***** Data listing *****

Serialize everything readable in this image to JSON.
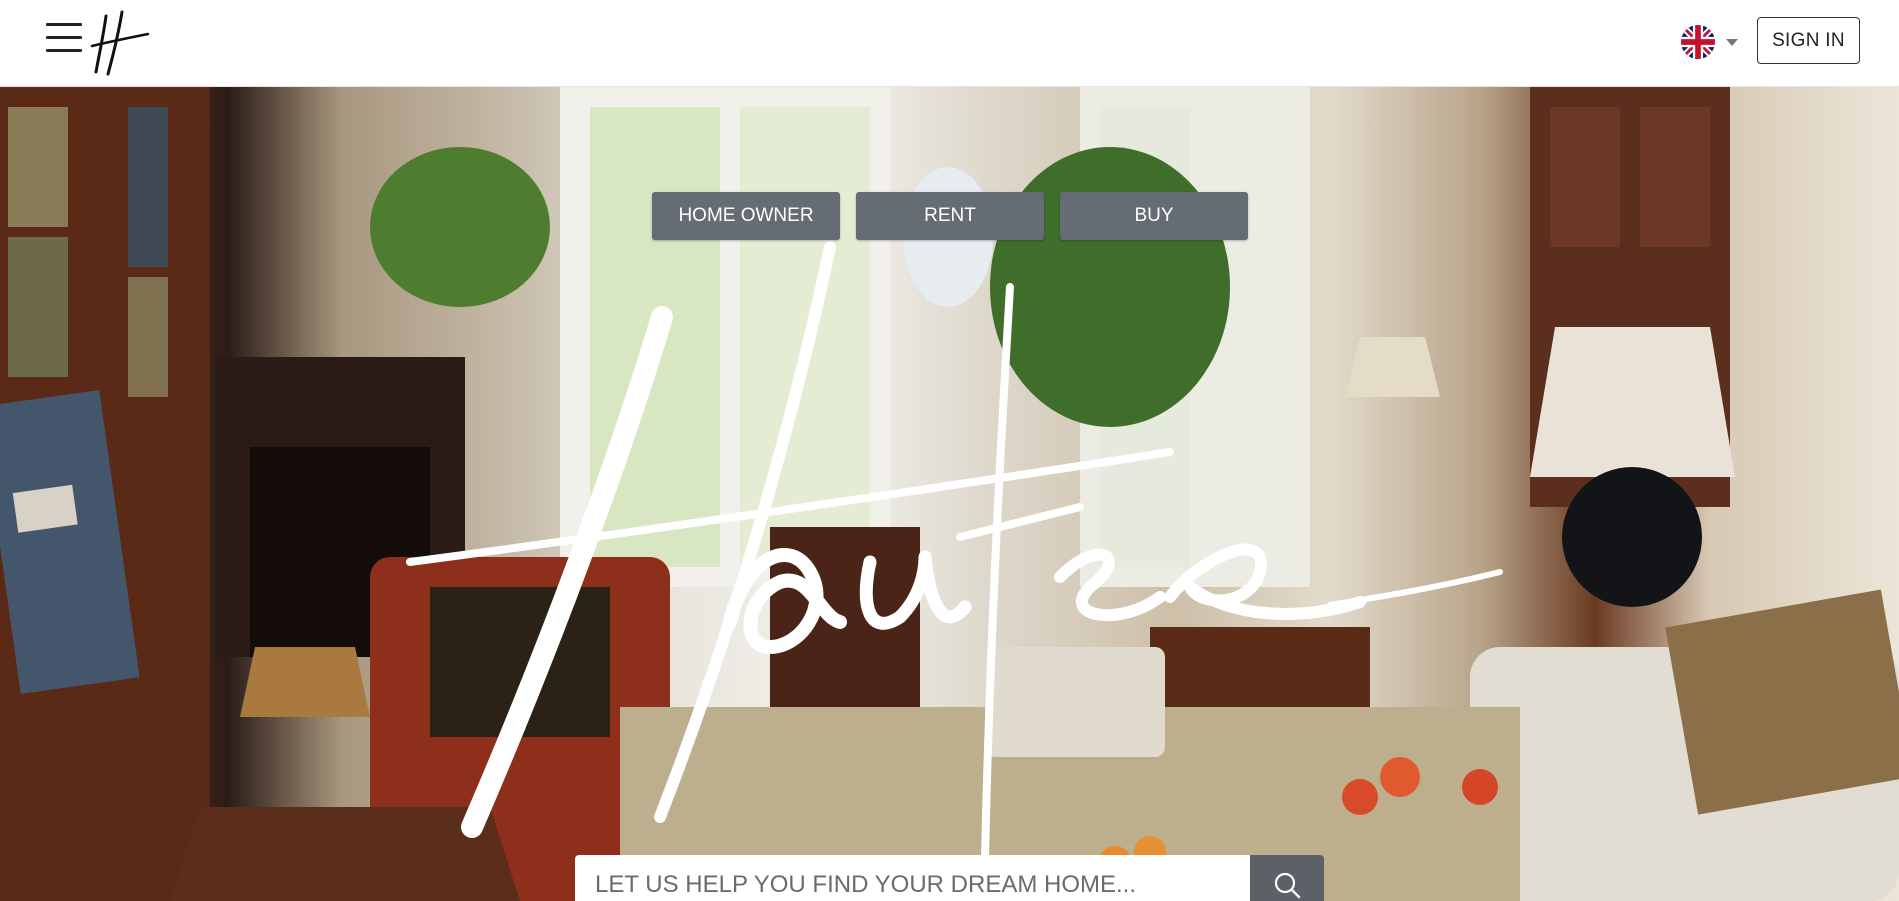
{
  "header": {
    "menu_icon": "hamburger-menu-icon",
    "logo_icon": "hautse-monogram-logo",
    "language": {
      "flag_icon": "uk-flag-icon",
      "caret_icon": "caret-down-icon"
    },
    "signin_label": "SIGN IN"
  },
  "hero": {
    "tabs": [
      {
        "label": "HOME OWNER"
      },
      {
        "label": "RENT"
      },
      {
        "label": "BUY"
      }
    ],
    "brand_script_icon": "hautse-script-logo",
    "search": {
      "placeholder": "LET US HELP YOU FIND YOUR DREAM HOME...",
      "value": "",
      "button_icon": "search-icon"
    }
  },
  "colors": {
    "tab_bg": "#666c73",
    "search_btn_bg": "#5c6168",
    "header_bg": "#ffffff"
  }
}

*****

Given request:
Using the listing above, locate the lines that hold "hautse" and copy each one.

Final result:
    "logo_icon": "hautse-monogram-logo",
    "brand_script_icon": "hautse-script-logo",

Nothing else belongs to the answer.